WRITTEN EXERCISE:
Pick out all lines in the listing holding the string "Создать" and copy them.

Data records:
════════

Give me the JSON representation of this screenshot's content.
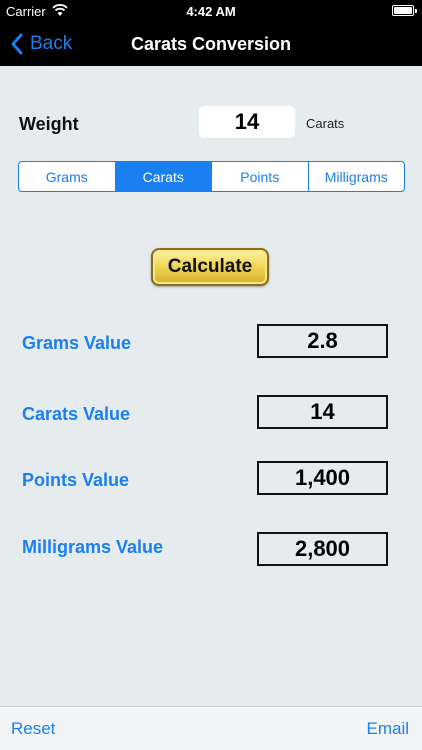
{
  "status_bar": {
    "carrier": "Carrier",
    "time": "4:42 AM"
  },
  "nav": {
    "back_label": "Back",
    "title": "Carats Conversion"
  },
  "weight": {
    "label": "Weight",
    "value": "14",
    "unit": "Carats"
  },
  "units_segmented": {
    "options": [
      "Grams",
      "Carats",
      "Points",
      "Milligrams"
    ],
    "selected": "Carats"
  },
  "calculate_label": "Calculate",
  "results": [
    {
      "label": "Grams Value",
      "value": "2.8"
    },
    {
      "label": "Carats Value",
      "value": "14"
    },
    {
      "label": "Points Value",
      "value": "1,400"
    },
    {
      "label": "Milligrams Value",
      "value": "2,800"
    }
  ],
  "toolbar": {
    "reset_label": "Reset",
    "email_label": "Email"
  },
  "colors": {
    "accent": "#1a7ff0",
    "background": "#e6ebee",
    "button_gold": "#f1d759"
  }
}
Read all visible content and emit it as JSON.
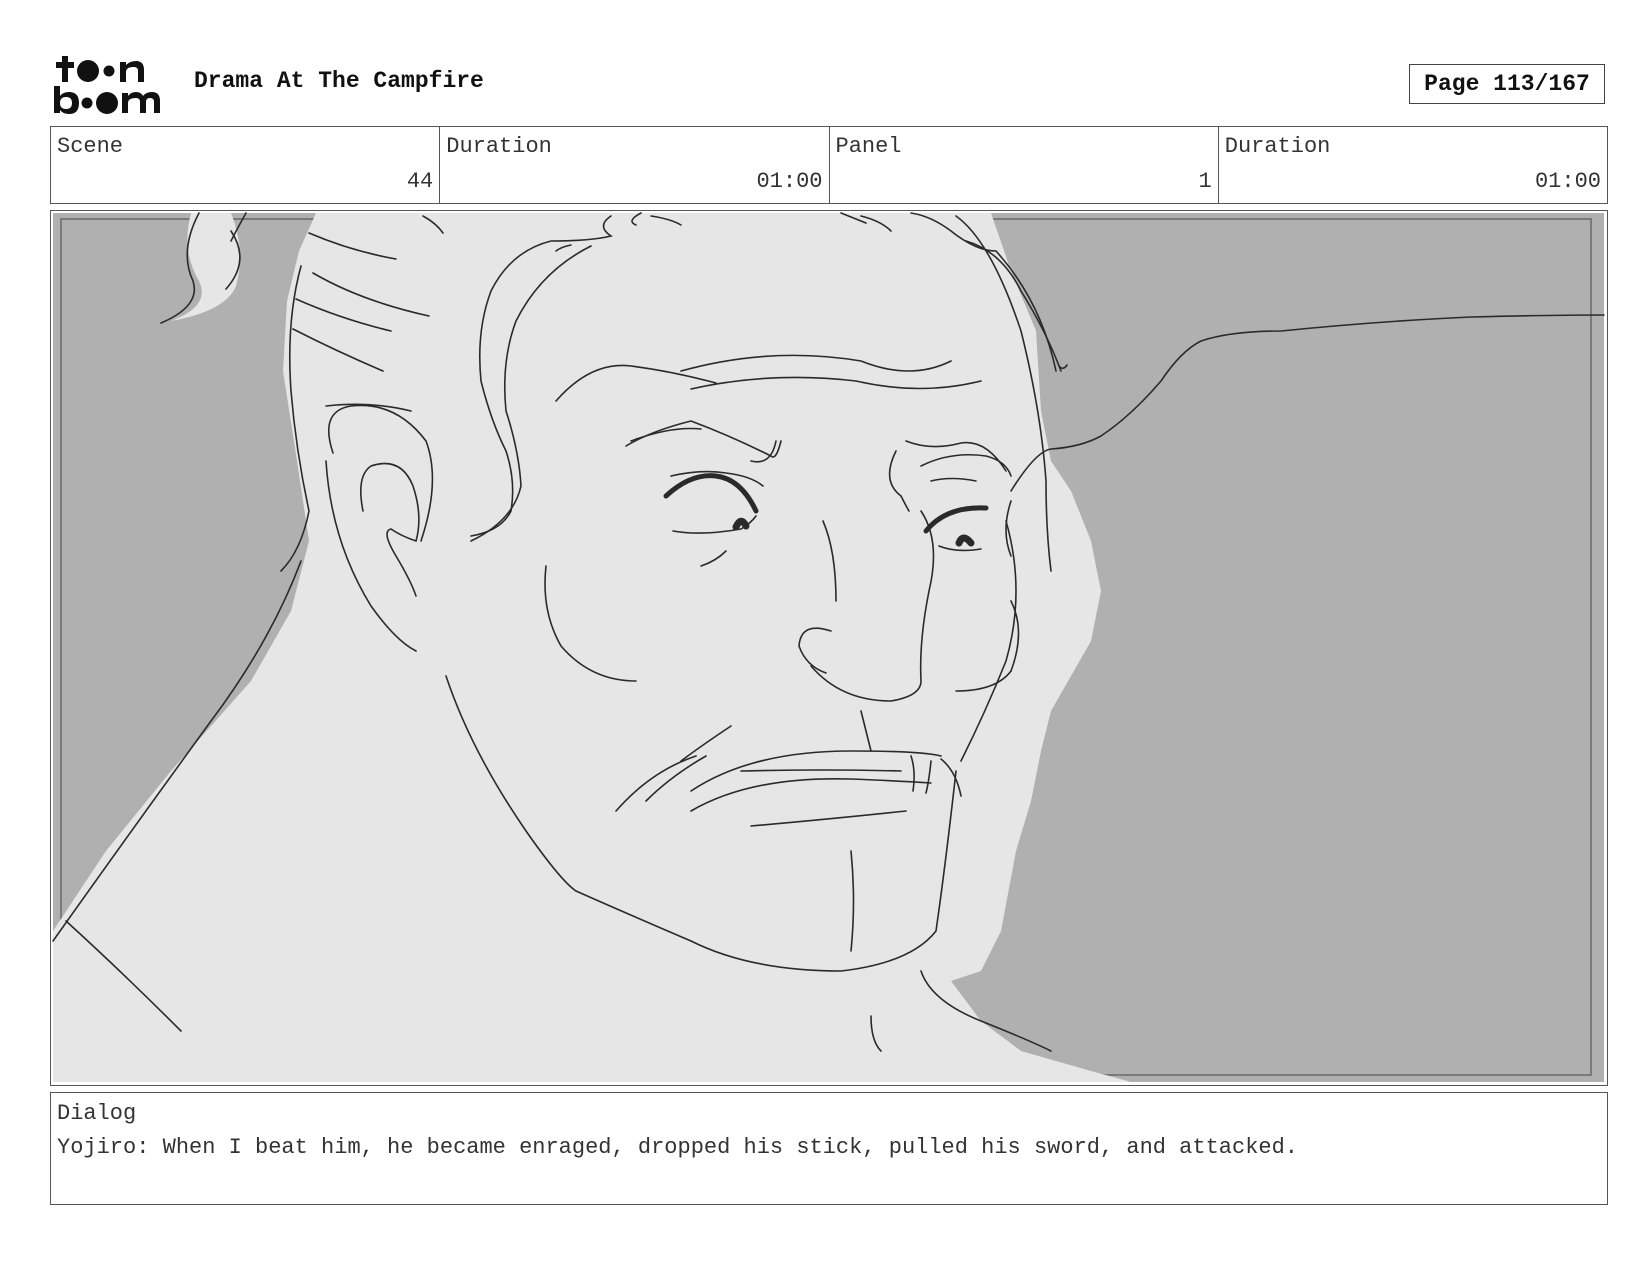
{
  "header": {
    "logo_text": "toon boom",
    "project_title": "Drama At The Campfire",
    "page_indicator": "Page 113/167"
  },
  "info": {
    "scene_label": "Scene",
    "scene_value": "44",
    "scene_duration_label": "Duration",
    "scene_duration_value": "01:00",
    "panel_label": "Panel",
    "panel_value": "1",
    "panel_duration_label": "Duration",
    "panel_duration_value": "01:00"
  },
  "panel": {
    "background_color": "#b0b0b0",
    "figure_fill_color": "#e6e6e6",
    "line_color": "#2a2a2a"
  },
  "dialog": {
    "label": "Dialog",
    "text": "Yojiro: When I beat him, he became enraged, dropped his stick, pulled his sword, and attacked."
  }
}
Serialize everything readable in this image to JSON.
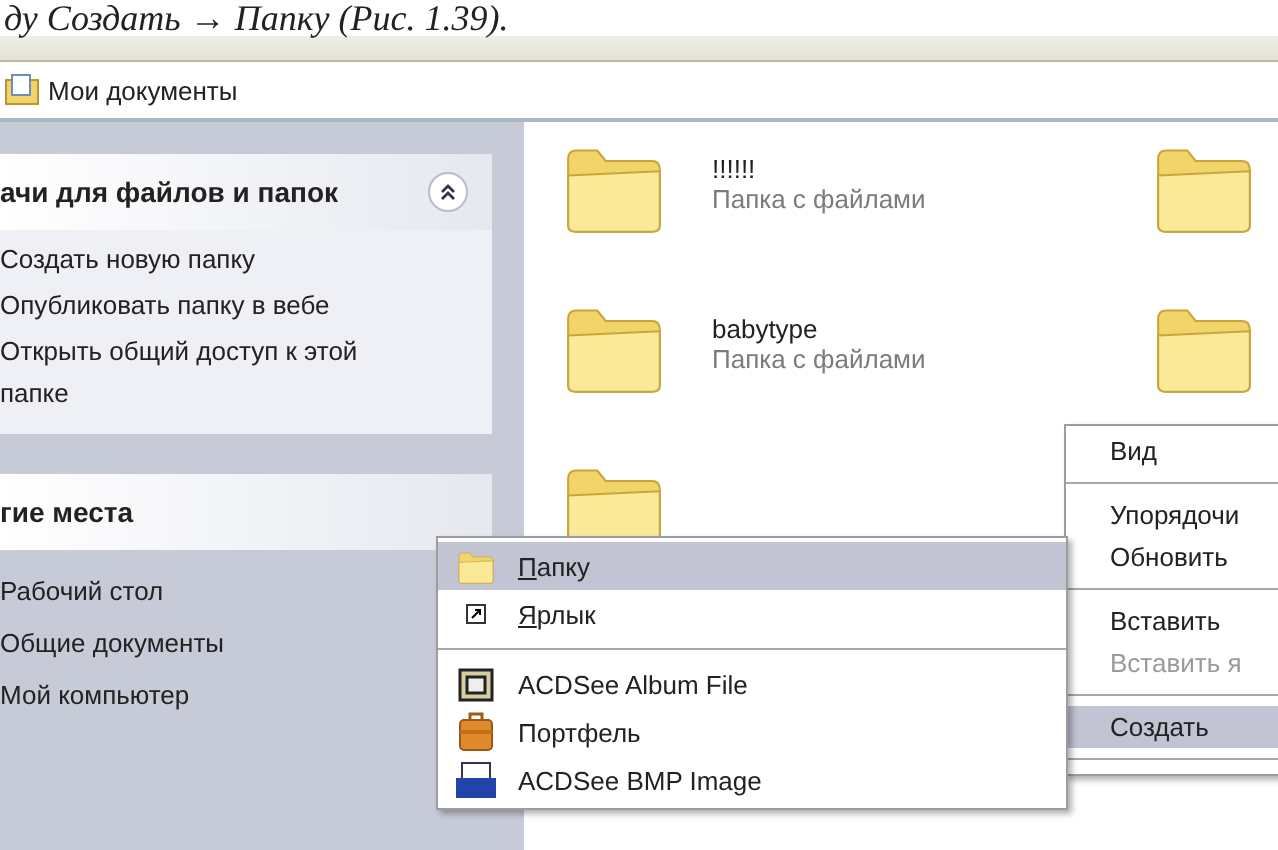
{
  "caption": "ду Создать → Папку (Рис. 1.39).",
  "address": {
    "title": "Мои документы"
  },
  "sidebar": {
    "panels": [
      {
        "title": "ачи для файлов и папок",
        "expanded": true,
        "boxed": true,
        "items": [
          "Создать новую папку",
          "Опубликовать папку в вебе",
          "Открыть общий доступ к этой папке"
        ]
      },
      {
        "title": "гие места",
        "expanded": false,
        "boxed": false,
        "items": [
          "Рабочий стол",
          "Общие документы",
          "Мой компьютер"
        ]
      }
    ]
  },
  "files": [
    {
      "kind": "folder",
      "name": "!!!!!!",
      "type": "Папка с файлами"
    },
    {
      "kind": "folder"
    },
    {
      "kind": "folder",
      "name": "babytype",
      "type": "Папка с файлами"
    },
    {
      "kind": "folder"
    },
    {
      "kind": "folder"
    }
  ],
  "context_menu": {
    "items": [
      {
        "kind": "item",
        "label": "Вид",
        "disabled": false,
        "selected": false
      },
      {
        "kind": "separator"
      },
      {
        "kind": "item",
        "label": "Упорядочи",
        "disabled": false,
        "selected": false
      },
      {
        "kind": "item",
        "label": "Обновить",
        "disabled": false,
        "selected": false
      },
      {
        "kind": "separator"
      },
      {
        "kind": "item",
        "label": "Вставить",
        "disabled": false,
        "selected": false
      },
      {
        "kind": "item",
        "label": "Вставить я",
        "disabled": true,
        "selected": false
      },
      {
        "kind": "separator"
      },
      {
        "kind": "item",
        "label": "Создать",
        "disabled": false,
        "selected": true
      },
      {
        "kind": "separator"
      }
    ]
  },
  "submenu": {
    "items": [
      {
        "kind": "folder",
        "label": "Папку",
        "underline_first": true,
        "selected": true
      },
      {
        "kind": "shortcut",
        "label": "Ярлык",
        "underline_first": true,
        "selected": false
      },
      {
        "kind": "separator"
      },
      {
        "kind": "album",
        "label": "ACDSee Album File",
        "underline_first": false,
        "selected": false
      },
      {
        "kind": "briefcase",
        "label": "Портфель",
        "underline_first": false,
        "selected": false
      },
      {
        "kind": "bmp",
        "label": "ACDSee BMP Image",
        "underline_first": false,
        "selected": false
      }
    ]
  }
}
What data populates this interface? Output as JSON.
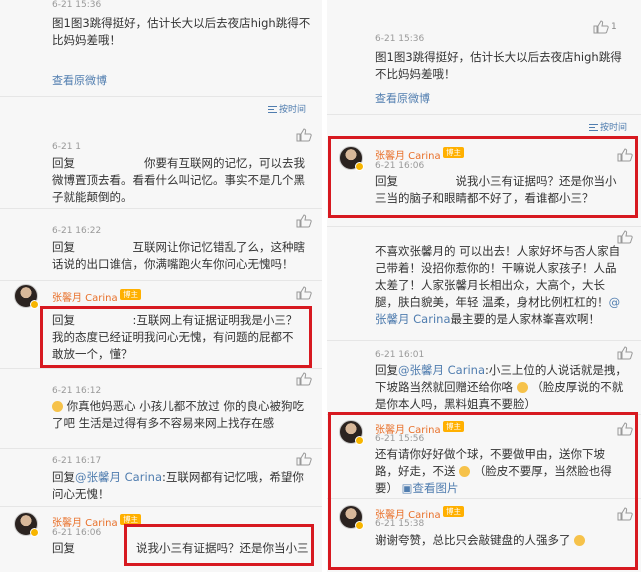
{
  "left": {
    "b1": {
      "time": "6-21 15:36",
      "text": "图1图3跳得挺好，估计长大以后去夜店high跳得不比妈妈差哦！",
      "link": "查看原微博"
    },
    "sort_label": "按时间",
    "c1": {
      "like": "",
      "time": "6-21 1",
      "text": "回复　　　　　　你要有互联网的记忆，可以去我微博置顶去看。看看什么叫记忆。事实不是几个黑子就能颠倒的。"
    },
    "c2": {
      "time": "6-21 16:22",
      "text": "回复　　　　　互联网让你记忆错乱了么，这种瞎话说的出口谁信，你满嘴跑火车你问心无愧吗！"
    },
    "c3": {
      "name": "张馨月 Carina",
      "badge": "博主",
      "text": "回复　　　　　:互联网上有证据证明我是小三？我的态度已经证明我问心无愧，有问题的屁都不敢放一个，懂？"
    },
    "c4": {
      "time": "6-21 16:12",
      "text": "你真他妈恶心 小孩儿都不放过 你的良心被狗吃了吧 生活是过得有多不容易来网上找存在感"
    },
    "c5": {
      "time": "6-21 16:17",
      "prefix": "回复",
      "mention": "@张馨月 Carina",
      "text": ":互联网都有记忆哦，希望你问心无愧！"
    },
    "c6": {
      "name": "张馨月 Carina",
      "badge": "博主",
      "time": "6-21 16:06",
      "prefix": "回复",
      "text": "说我小三有证据吗？还是你当小三"
    }
  },
  "right": {
    "b1": {
      "like": "1",
      "time": "6-21 15:36",
      "text": "图1图3跳得挺好，估计长大以后去夜店high跳得不比妈妈差哦！",
      "link": "查看原微博"
    },
    "sort_label": "按时间",
    "c1": {
      "name": "张馨月 Carina",
      "badge": "博主",
      "time": "6-21 16:06",
      "text": "回复　　　　　说我小三有证据吗？还是你当小三当的脑子和眼睛都不好了，看谁都小三？"
    },
    "c2": {
      "text_a": "不喜欢张馨月的 可以出去！人家好坏与否人家自己带着！没招你惹你的！干嘛说人家孩子！人品太差了！人家张馨月长相出众，大高个，大长腿，肤白貌美，年轻 温柔，身材比例杠杠的！",
      "mention": "@张馨月 Carina",
      "text_b": "最主要的是人家林峯喜欢啊！"
    },
    "c3": {
      "time": "6-21 16:01",
      "prefix": "回复",
      "mention": "@张馨月 Carina",
      "text_a": ":小三上位的人说话就是拽，下坡路当然就回赠还给你咯",
      "text_b": "（脸皮厚说的不就是你本人吗，黑料姐真不要脸）"
    },
    "c4": {
      "name": "张馨月 Carina",
      "badge": "博主",
      "time": "6-21 15:56",
      "text_a": "还有请你好好做个球，不要做甲由，送你下坡路，好走，不送",
      "text_b": "（脸皮不要厚，当然脸也得要）",
      "link": "查看图片"
    },
    "c5": {
      "name": "张馨月 Carina",
      "badge": "博主",
      "time": "6-21 15:38",
      "text": "谢谢夸赞，总比只会敲键盘的人强多了"
    }
  },
  "colors": {
    "link": "#507daf",
    "username": "#e8702a",
    "highlight_box": "#d71920",
    "badge": "#ffb000"
  }
}
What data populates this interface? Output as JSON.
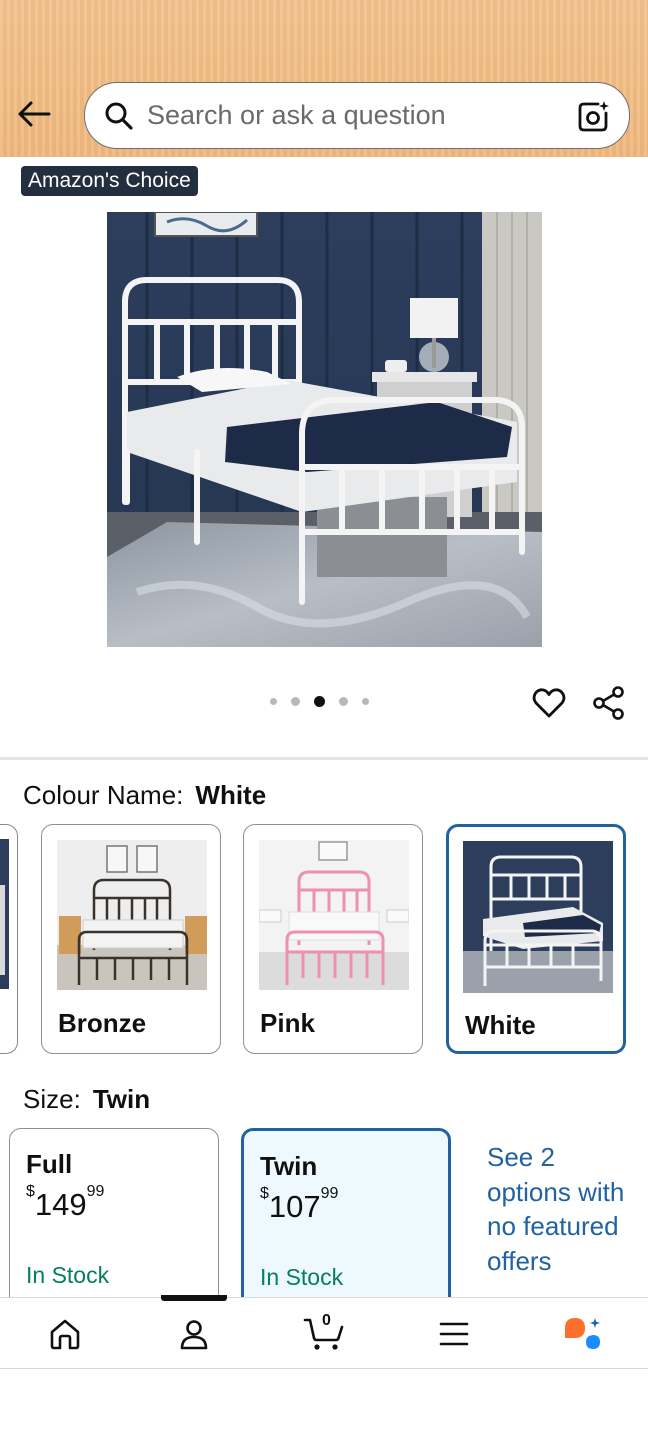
{
  "search": {
    "placeholder": "Search or ask a question"
  },
  "badge": {
    "label": "Amazon's Choice"
  },
  "gallery": {
    "image_count": 5,
    "active_index": 2
  },
  "colour": {
    "label": "Colour Name:",
    "selected": "White",
    "options": [
      {
        "name": "Bronze"
      },
      {
        "name": "Pink"
      },
      {
        "name": "White"
      }
    ]
  },
  "size": {
    "label": "Size:",
    "selected": "Twin",
    "options": [
      {
        "name": "Full",
        "currency": "$",
        "price_whole": "149",
        "price_fraction": "99",
        "stock": "In Stock"
      },
      {
        "name": "Twin",
        "currency": "$",
        "price_whole": "107",
        "price_fraction": "99",
        "stock": "In Stock"
      }
    ],
    "see_more": "See 2 options with no featured offers"
  },
  "nav": {
    "cart_count": "0",
    "items": [
      "home-icon",
      "account-icon",
      "cart-icon",
      "menu-icon",
      "rufus-icon"
    ]
  },
  "colors": {
    "header": "#f0bb82",
    "accent_blue": "#2162a1",
    "in_stock_green": "#067d62",
    "rufus_orange": "#ff6f2c",
    "rufus_blue": "#1a8cff"
  }
}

════════

TASK SOLUTION:
  "caption": "ду Создать → Папку (Рис. 1.39).",
          "Создать новую папку",
        "label": "Создать",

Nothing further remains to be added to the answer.